* **Stated problem**: Without the images, write out all of the following entries exactly.

* **Input records**:

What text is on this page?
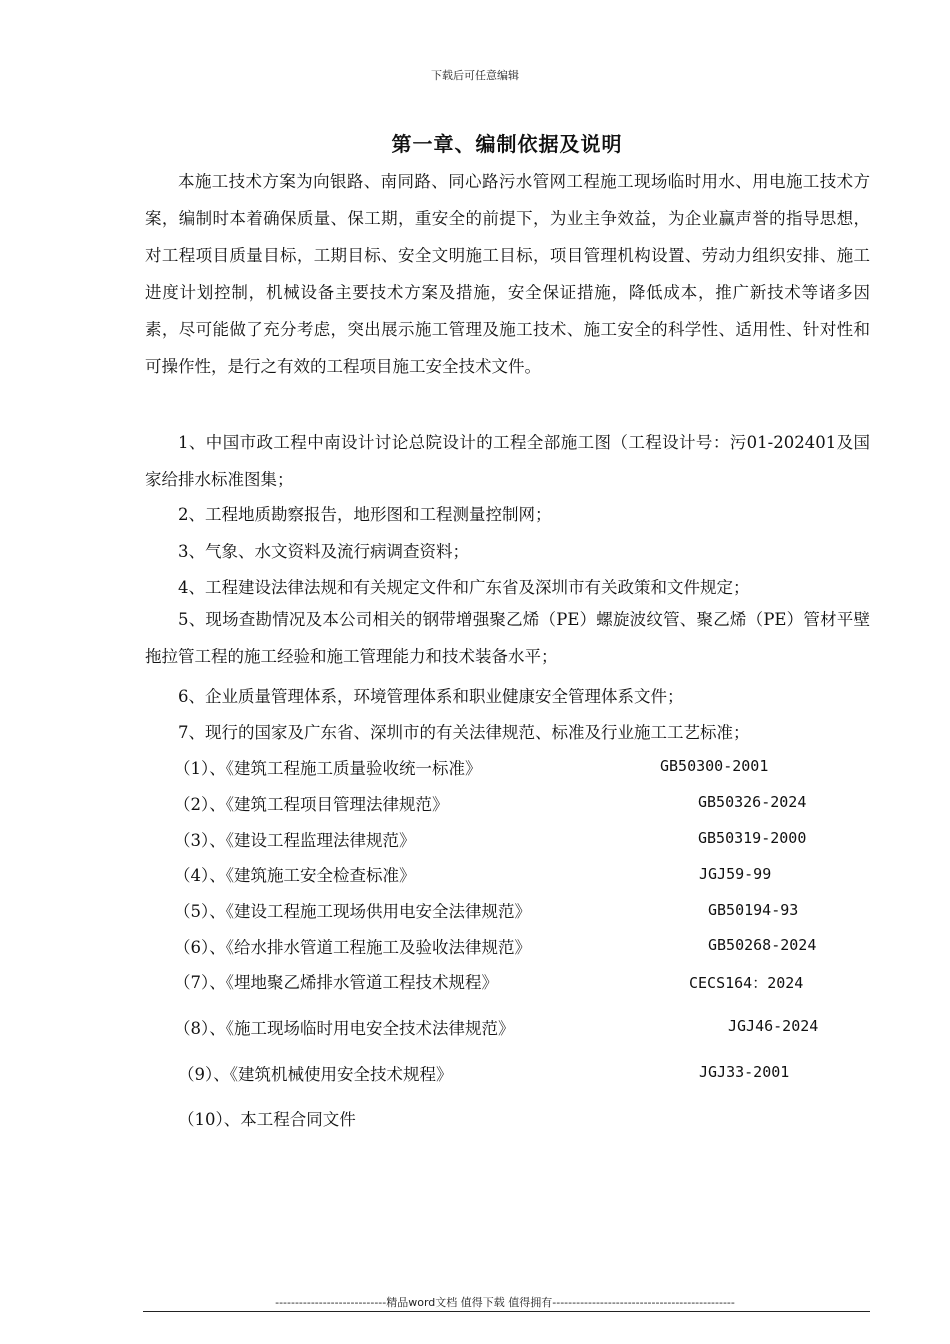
下载后可任意编辑
第一章、编制依据及说明

本施工技术方案为向银路、南同路、同心路污水管网工程施工现场临时用水、用电施工技术方案，编制时本着确保质量、保工期，重安全的前提下，为业主争效益，为企业赢声誉的指导思想，对工程项目质量目标，工期目标、安全文明施工目标，项目管理机构设置、劳动力组织安排、施工进度计划控制，机械设备主要技术方案及措施，安全保证措施，降低成本，推广新技术等诸多因素，尽可能做了充分考虑，突出展示施工管理及施工技术、施工安全的科学性、适用性、针对性和可操作性，是行之有效的工程项目施工安全技术文件。

1、中国市政工程中南设计讨论总院设计的工程全部施工图（工程设计号：污01-202401及国家给排水标准图集；

2、工程地质勘察报告，地形图和工程测量控制网；
3、气象、水文资料及流行病调查资料；
4、工程建设法律法规和有关规定文件和广东省及深圳市有关政策和文件规定；

5、现场查勘情况及本公司相关的钢带增强聚乙烯（PE）螺旋波纹管、聚乙烯（PE）管材平壁拖拉管工程的施工经验和施工管理能力和技术装备水平；

6、企业质量管理体系，环境管理体系和职业健康安全管理体系文件；
7、现行的国家及广东省、深圳市的有关法律规范、标准及行业施工工艺标准；
（1）、《建筑工程施工质量验收统一标准》	GB50300-2001
（2）、《建筑工程项目管理法律规范》	GB50326-2024
（3）、《建设工程监理法律规范》	GB50319-2000
（4）、《建筑施工安全检查标准》	JGJ59-99
（5）、《建设工程施工现场供用电安全法律规范》	GB50194-93
（6）、《给水排水管道工程施工及验收法律规范》	GB50268-2024
（7）、《埋地聚乙烯排水管道工程技术规程》	CECS164：2024
（8）、《施工现场临时用电安全技术法律规范》	JGJ46-2024
（9）、《建筑机械使用安全技术规程》	JGJ33-2001
（10）、本工程合同文件
----------------------------精品word文档 值得下载 值得拥有----------------------------------------------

* **Full output**:
What text is on this page?
下载后可任意编辑
第一章、编制依据及说明

本施工技术方案为向银路、南同路、同心路污水管网工程施工现场临时用水、用电施工技术方案，编制时本着确保质量、保工期，重安全的前提下，为业主争效益，为企业赢声誉的指导思想，对工程项目质量目标，工期目标、安全文明施工目标，项目管理机构设置、劳动力组织安排、施工进度计划控制，机械设备主要技术方案及措施，安全保证措施，降低成本，推广新技术等诸多因素，尽可能做了充分考虑，突出展示施工管理及施工技术、施工安全的科学性、适用性、针对性和可操作性，是行之有效的工程项目施工安全技术文件。

1、中国市政工程中南设计讨论总院设计的工程全部施工图（工程设计号：污01-202401及国家给排水标准图集；

2、工程地质勘察报告，地形图和工程测量控制网；
3、气象、水文资料及流行病调查资料；
4、工程建设法律法规和有关规定文件和广东省及深圳市有关政策和文件规定；

5、现场查勘情况及本公司相关的钢带增强聚乙烯（PE）螺旋波纹管、聚乙烯（PE）管材平壁拖拉管工程的施工经验和施工管理能力和技术装备水平；

6、企业质量管理体系，环境管理体系和职业健康安全管理体系文件；
7、现行的国家及广东省、深圳市的有关法律规范、标准及行业施工工艺标准；
（1）、《建筑工程施工质量验收统一标准》	GB50300-2001
（2）、《建筑工程项目管理法律规范》	GB50326-2024
（3）、《建设工程监理法律规范》	GB50319-2000
（4）、《建筑施工安全检查标准》	JGJ59-99
（5）、《建设工程施工现场供用电安全法律规范》	GB50194-93
（6）、《给水排水管道工程施工及验收法律规范》	GB50268-2024
（7）、《埋地聚乙烯排水管道工程技术规程》	CECS164：2024
（8）、《施工现场临时用电安全技术法律规范》	JGJ46-2024
（9）、《建筑机械使用安全技术规程》	JGJ33-2001
（10）、本工程合同文件
----------------------------精品word文档 值得下载 值得拥有----------------------------------------------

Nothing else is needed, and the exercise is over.